### Supplied records
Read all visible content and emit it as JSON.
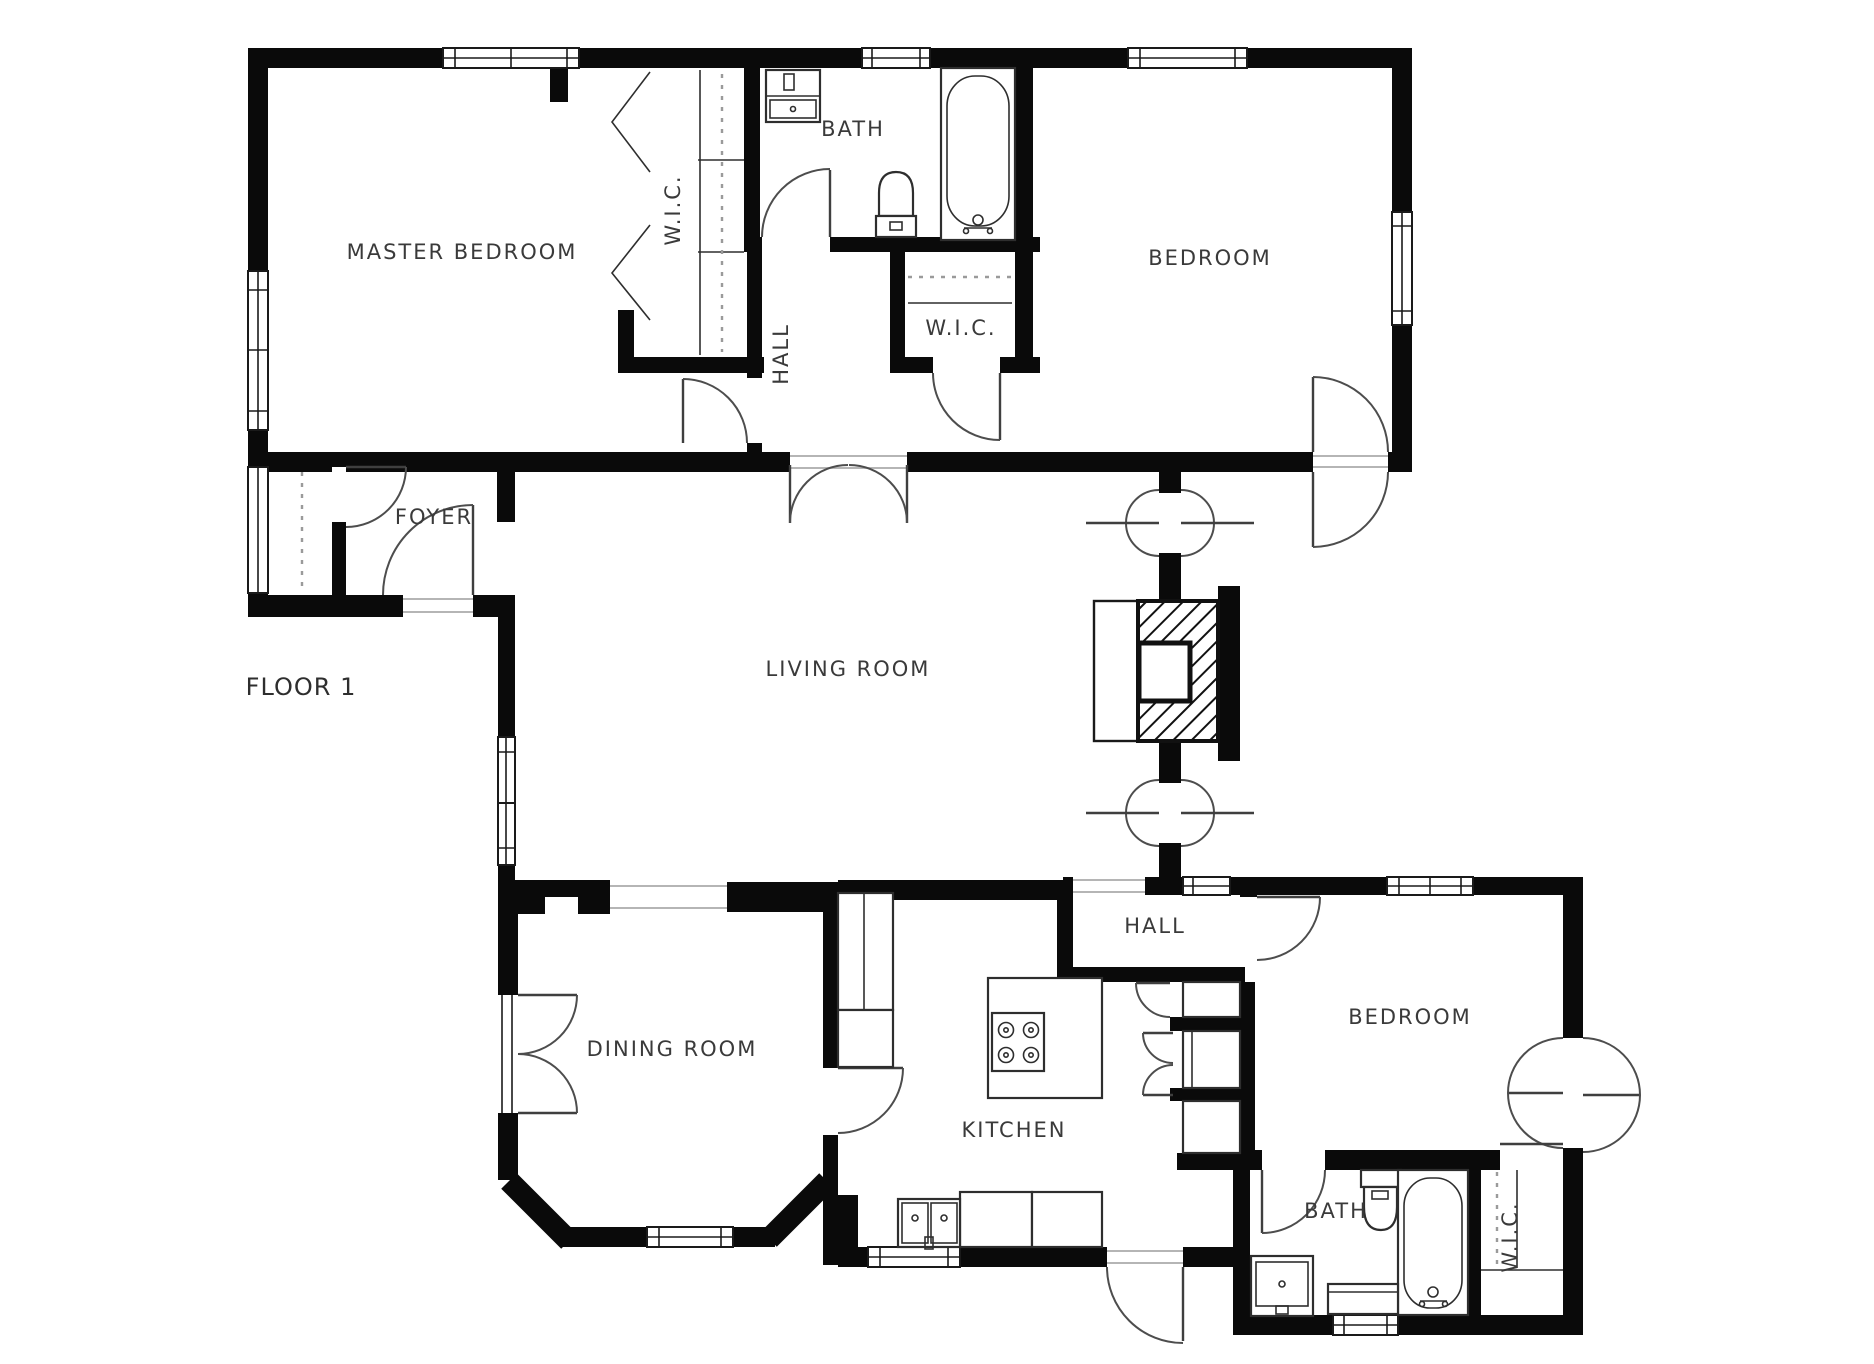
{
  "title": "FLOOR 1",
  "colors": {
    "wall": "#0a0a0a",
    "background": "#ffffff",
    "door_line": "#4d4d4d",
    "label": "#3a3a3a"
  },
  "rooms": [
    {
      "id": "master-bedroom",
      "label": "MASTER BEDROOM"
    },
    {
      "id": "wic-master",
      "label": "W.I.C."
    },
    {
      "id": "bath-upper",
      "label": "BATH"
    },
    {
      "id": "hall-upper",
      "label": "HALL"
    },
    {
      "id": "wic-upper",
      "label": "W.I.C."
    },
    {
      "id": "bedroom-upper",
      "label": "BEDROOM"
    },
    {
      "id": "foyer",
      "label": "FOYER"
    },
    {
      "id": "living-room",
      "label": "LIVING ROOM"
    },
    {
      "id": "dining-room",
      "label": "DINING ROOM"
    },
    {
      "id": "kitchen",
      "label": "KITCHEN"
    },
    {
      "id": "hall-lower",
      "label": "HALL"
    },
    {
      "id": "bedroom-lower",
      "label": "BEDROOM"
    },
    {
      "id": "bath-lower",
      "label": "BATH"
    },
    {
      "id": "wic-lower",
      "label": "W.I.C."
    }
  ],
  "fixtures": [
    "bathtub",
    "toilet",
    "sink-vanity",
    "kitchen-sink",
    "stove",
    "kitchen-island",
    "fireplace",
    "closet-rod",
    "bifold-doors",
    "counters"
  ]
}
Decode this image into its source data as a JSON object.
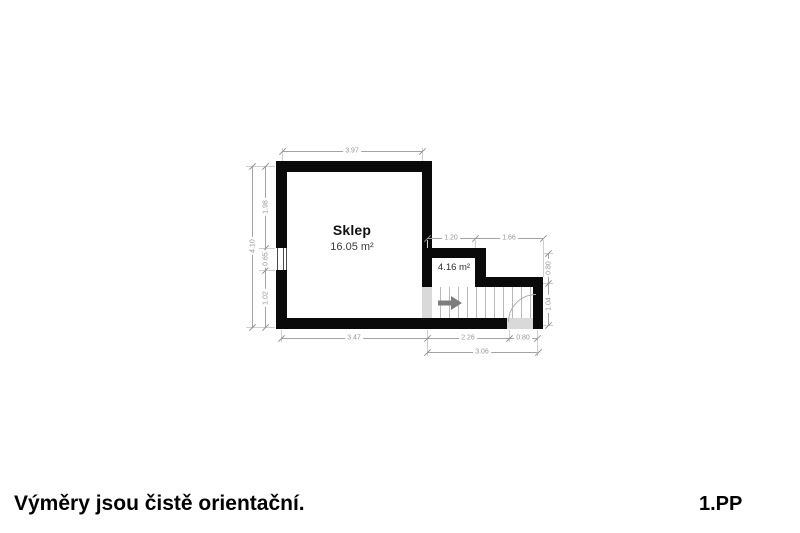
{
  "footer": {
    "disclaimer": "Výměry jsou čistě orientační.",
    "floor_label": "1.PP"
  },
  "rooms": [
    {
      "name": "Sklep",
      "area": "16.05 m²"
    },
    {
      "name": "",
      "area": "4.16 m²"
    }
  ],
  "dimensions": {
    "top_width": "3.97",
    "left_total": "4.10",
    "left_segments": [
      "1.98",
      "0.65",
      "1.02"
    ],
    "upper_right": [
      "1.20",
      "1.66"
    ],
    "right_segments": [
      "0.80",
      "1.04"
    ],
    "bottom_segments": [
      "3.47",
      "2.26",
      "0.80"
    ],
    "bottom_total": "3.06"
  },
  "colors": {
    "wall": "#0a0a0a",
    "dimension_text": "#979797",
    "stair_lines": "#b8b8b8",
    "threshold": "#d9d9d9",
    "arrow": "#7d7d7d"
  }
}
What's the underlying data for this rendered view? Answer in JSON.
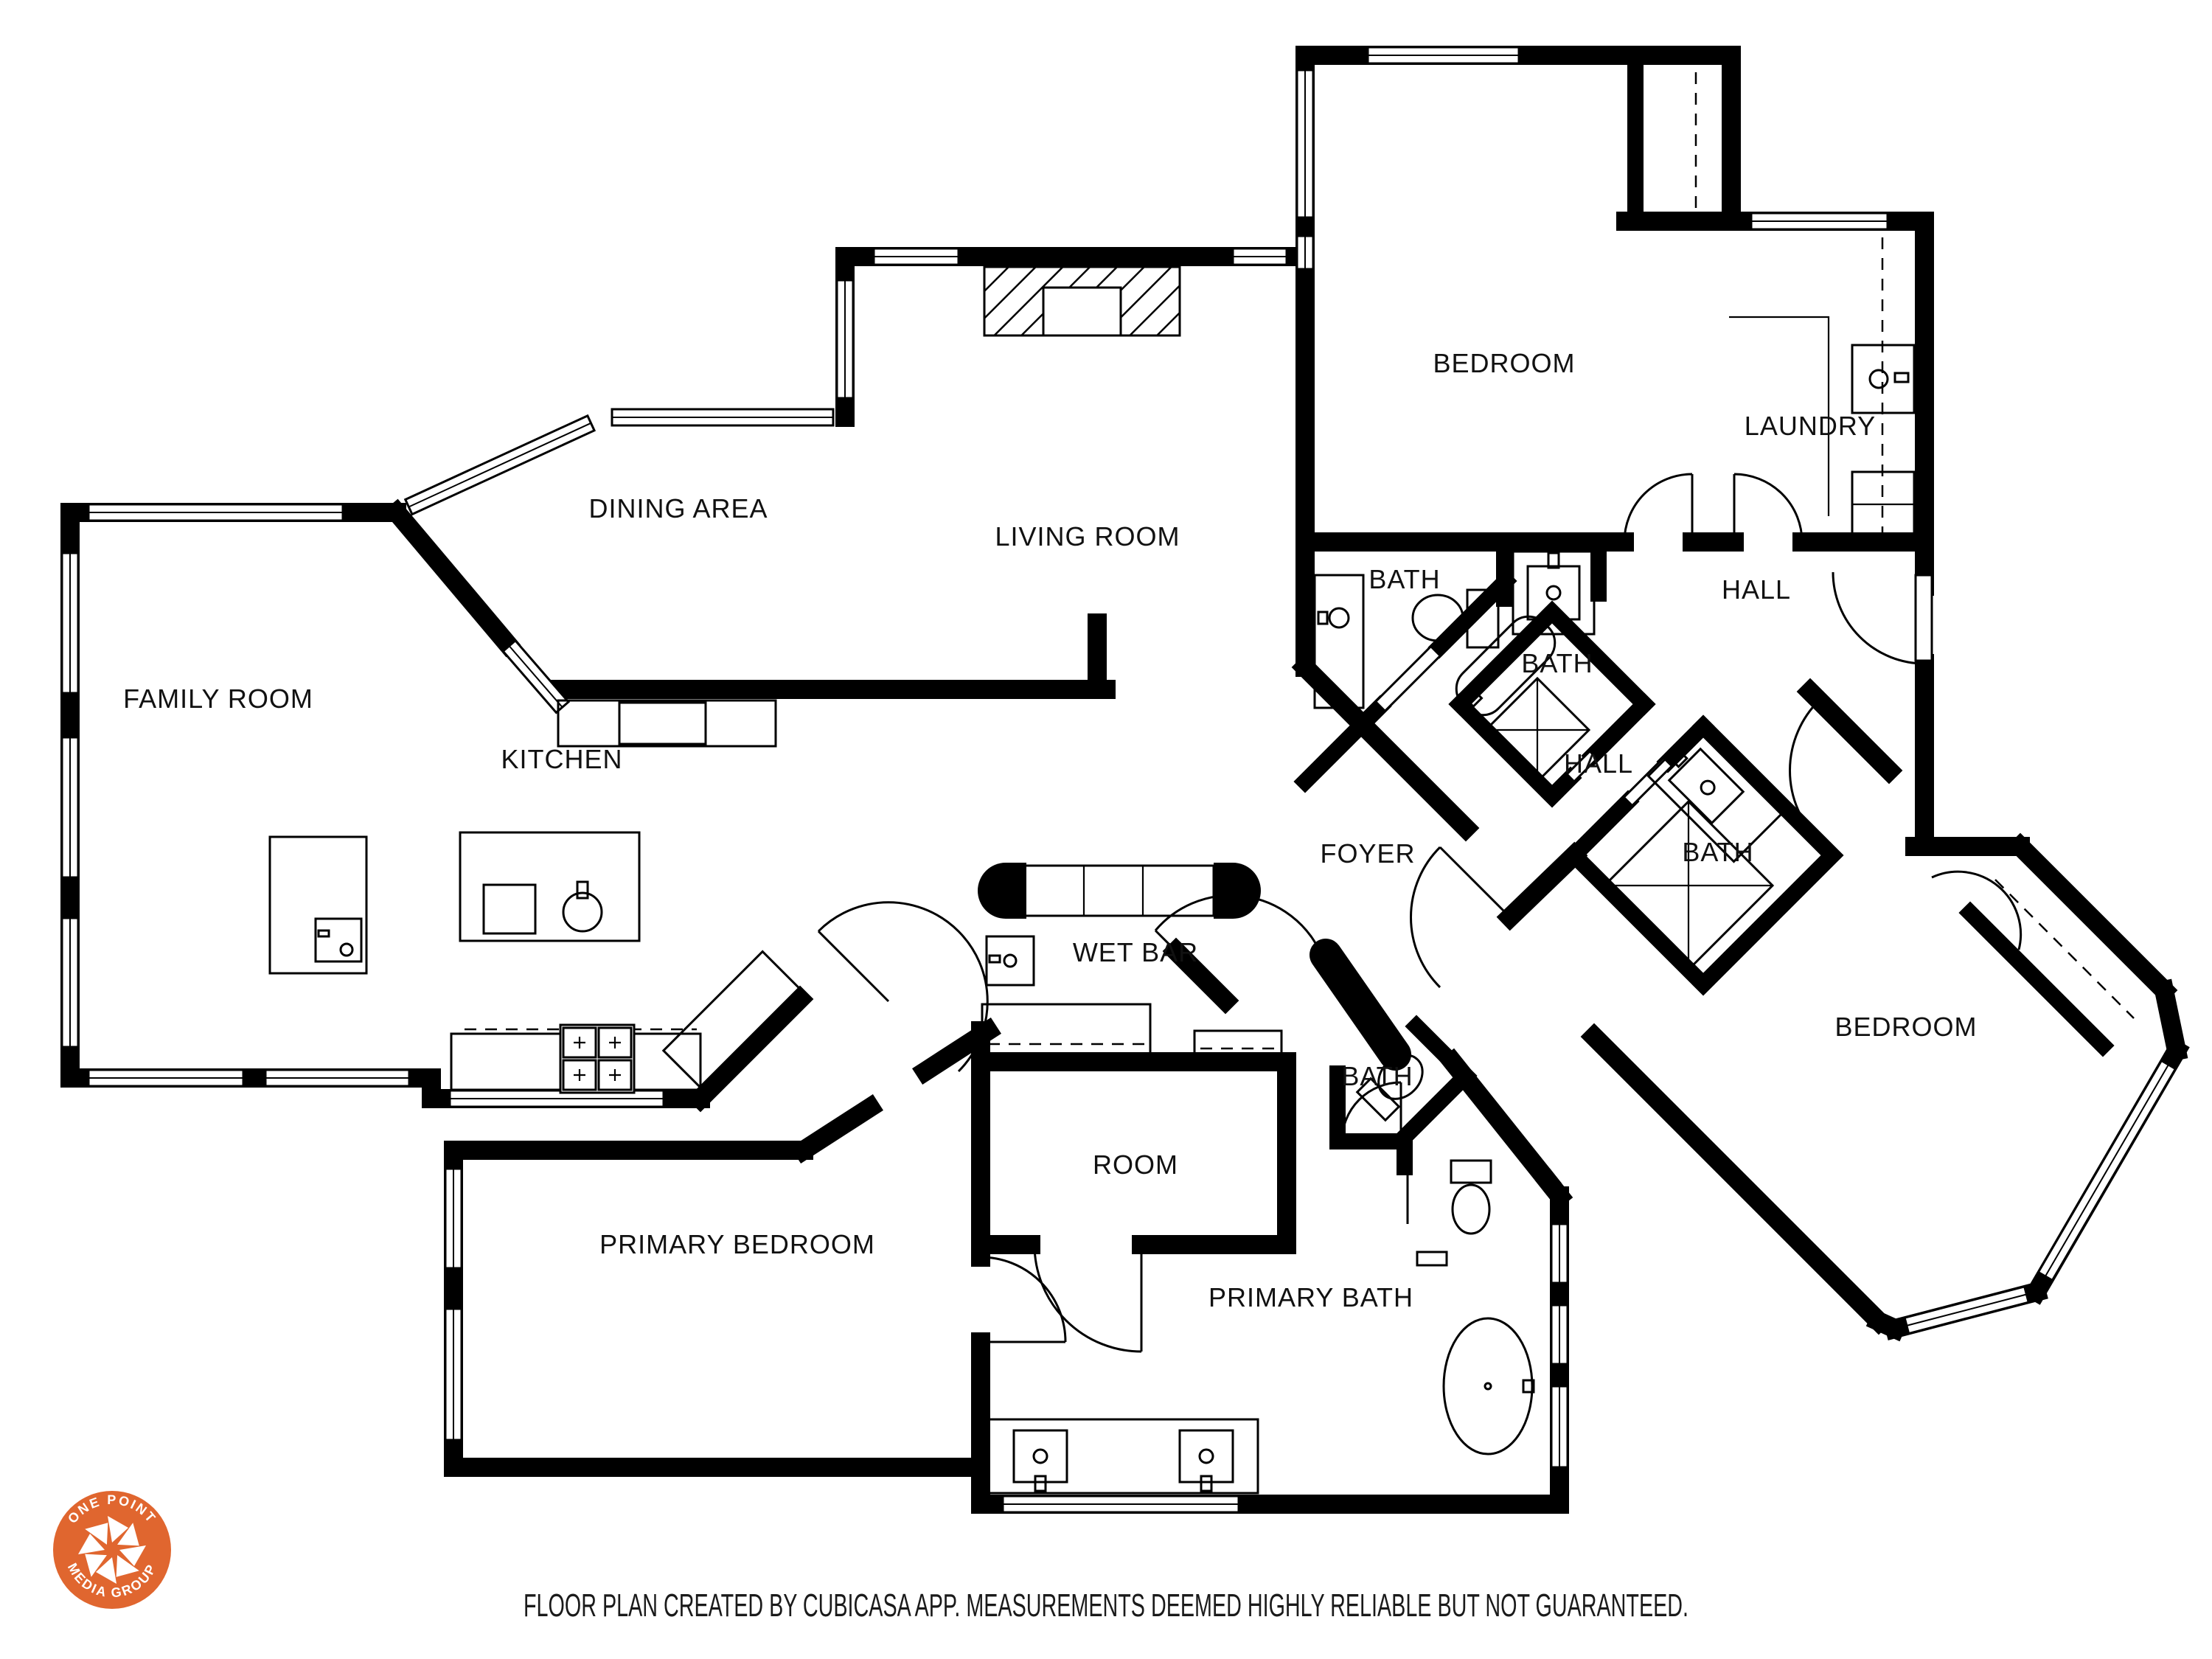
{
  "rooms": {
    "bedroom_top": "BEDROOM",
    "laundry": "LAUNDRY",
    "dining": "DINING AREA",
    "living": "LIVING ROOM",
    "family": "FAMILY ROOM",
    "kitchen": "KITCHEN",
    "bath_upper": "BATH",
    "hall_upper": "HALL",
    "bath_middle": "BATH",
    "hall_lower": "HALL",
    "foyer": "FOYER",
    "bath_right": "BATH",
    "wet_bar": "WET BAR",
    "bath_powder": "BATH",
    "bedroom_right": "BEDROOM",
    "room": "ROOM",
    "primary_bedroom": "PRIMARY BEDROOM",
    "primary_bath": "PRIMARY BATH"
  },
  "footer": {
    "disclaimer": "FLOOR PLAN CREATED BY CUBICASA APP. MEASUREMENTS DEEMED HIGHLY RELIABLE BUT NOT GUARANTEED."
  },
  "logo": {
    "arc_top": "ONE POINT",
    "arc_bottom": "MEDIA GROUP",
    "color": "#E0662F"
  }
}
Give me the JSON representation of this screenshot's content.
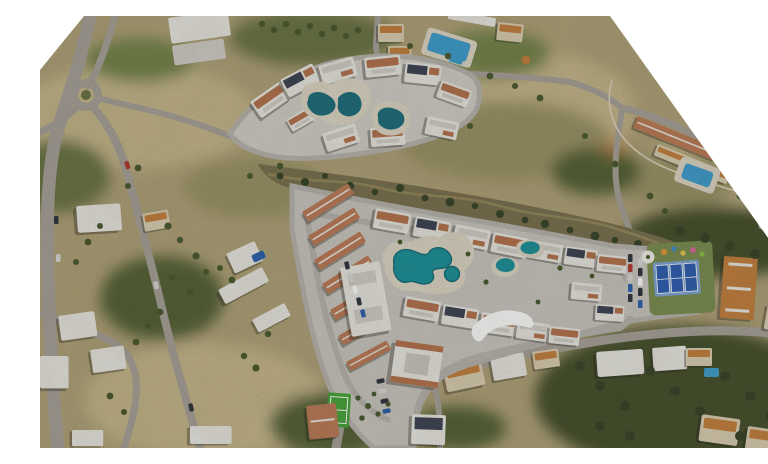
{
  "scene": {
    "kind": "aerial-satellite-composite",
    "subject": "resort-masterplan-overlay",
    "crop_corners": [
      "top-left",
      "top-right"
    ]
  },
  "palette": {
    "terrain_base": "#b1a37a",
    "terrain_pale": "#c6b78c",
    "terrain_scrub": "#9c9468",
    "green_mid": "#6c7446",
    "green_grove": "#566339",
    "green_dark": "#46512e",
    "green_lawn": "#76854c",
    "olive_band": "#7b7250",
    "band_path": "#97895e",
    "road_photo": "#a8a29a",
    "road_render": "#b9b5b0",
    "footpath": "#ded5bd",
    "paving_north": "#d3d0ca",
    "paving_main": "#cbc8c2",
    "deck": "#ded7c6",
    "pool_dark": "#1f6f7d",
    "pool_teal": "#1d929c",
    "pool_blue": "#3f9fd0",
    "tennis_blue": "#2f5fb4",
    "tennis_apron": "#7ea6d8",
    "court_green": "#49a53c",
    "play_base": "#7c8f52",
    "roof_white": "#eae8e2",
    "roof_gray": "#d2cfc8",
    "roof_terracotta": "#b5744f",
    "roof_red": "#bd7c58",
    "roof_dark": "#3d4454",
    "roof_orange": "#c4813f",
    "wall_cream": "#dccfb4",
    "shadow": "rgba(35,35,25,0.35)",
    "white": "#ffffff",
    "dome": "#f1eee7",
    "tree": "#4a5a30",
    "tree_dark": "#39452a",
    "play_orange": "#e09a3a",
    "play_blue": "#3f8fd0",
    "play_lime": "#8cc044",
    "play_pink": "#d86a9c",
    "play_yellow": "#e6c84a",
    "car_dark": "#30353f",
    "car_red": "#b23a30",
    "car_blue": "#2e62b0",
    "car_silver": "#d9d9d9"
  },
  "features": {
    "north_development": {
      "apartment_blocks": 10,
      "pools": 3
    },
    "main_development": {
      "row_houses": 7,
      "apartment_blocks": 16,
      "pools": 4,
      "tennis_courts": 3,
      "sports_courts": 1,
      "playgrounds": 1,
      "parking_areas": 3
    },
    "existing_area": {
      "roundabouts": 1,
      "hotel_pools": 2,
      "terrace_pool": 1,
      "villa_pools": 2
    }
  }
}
######
Prompt:
Copy in full each line that holds the word "PRIMARY".

Exercise result:
    "primary_bedroom": "PRIMARY BEDROOM",
    "primary_bath": "PRIMARY BATH"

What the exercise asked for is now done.